*REQUIRED WORK*
Count every line of the listing where the string "mici" occurs, and reply with the count alone.

*EXTRACTED INFORMATION*

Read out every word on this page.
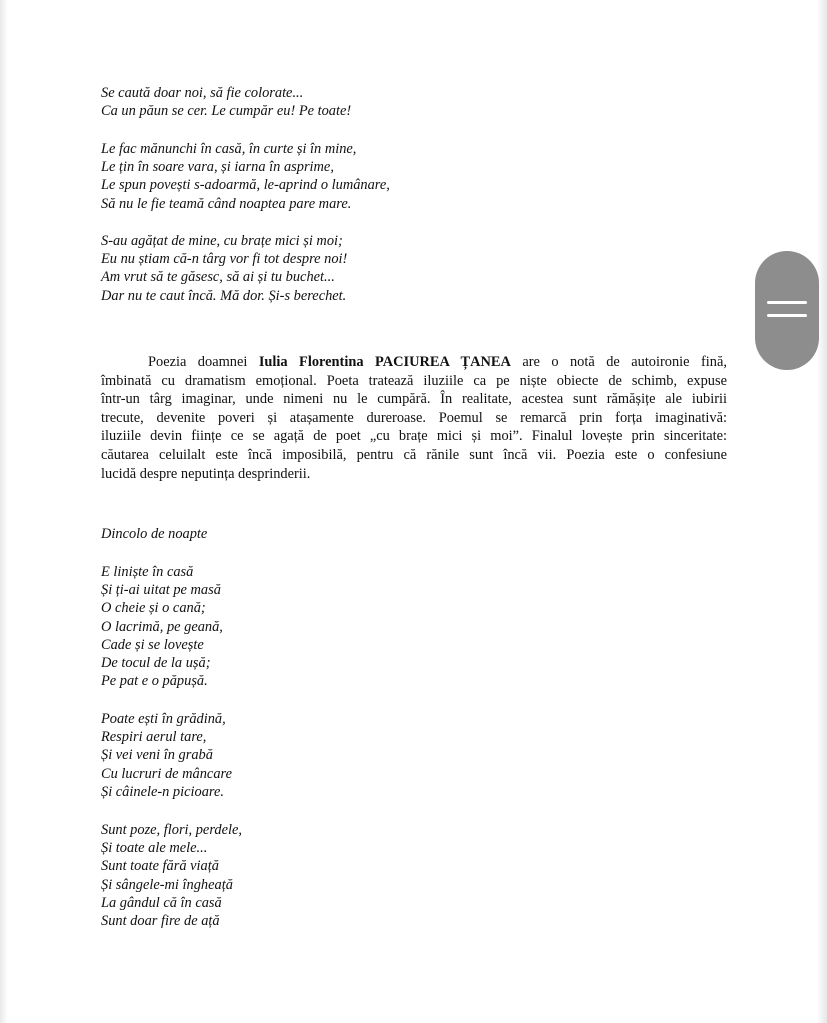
Se caută doar noi, să fie colorate...
Ca un păun se cer. Le cumpăr eu! Pe toate!
Le fac mănunchi în casă, în curte și în mine,
Le țin în soare vara, și iarna în asprime,
Le spun povești s-adoarmă, le-aprind o lumânare,
Să nu le fie teamă când noaptea pare mare.
S-au agățat de mine, cu brațe mici și moi;
Eu nu știam că-n târg vor fi tot despre noi!
Am vrut să te găsesc, să ai și tu buchet...
Dar nu te caut încă. Mă dor. Și-s berechet.
Poezia doamnei Iulia Florentina PACIUREA ȚANEA are o notă de autoironie fină,
îmbinată cu dramatism emoțional. Poeta tratează iluziile ca pe niște obiecte de schimb, expuse
într-un târg imaginar, unde nimeni nu le cumpără. În realitate, acestea sunt rămășițe ale iubirii
trecute, devenite poveri și atașamente dureroase. Poemul se remarcă prin forța imaginativă:
iluziile devin ființe ce se agață de poet „cu brațe mici și moi”. Finalul lovește prin sinceritate:
căutarea celuilalt este încă imposibilă, pentru că rănile sunt încă vii. Poezia este o confesiune
lucidă despre neputința desprinderii.
Dincolo de noapte
E liniște în casă
Și ți-ai uitat pe masă
O cheie și o cană;
O lacrimă, pe geană,
Cade și se lovește
De tocul de la ușă;
Pe pat e o păpușă.
Poate ești în grădină,
Respiri aerul tare,
Și vei veni în grabă
Cu lucruri de mâncare
Și câinele-n picioare.
Sunt poze, flori, perdele,
Și toate ale mele...
Sunt toate fără viață
Și sângele-mi îngheață
La gândul că în casă
Sunt doar fire de ață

*EXERCISE OUTPUT*
2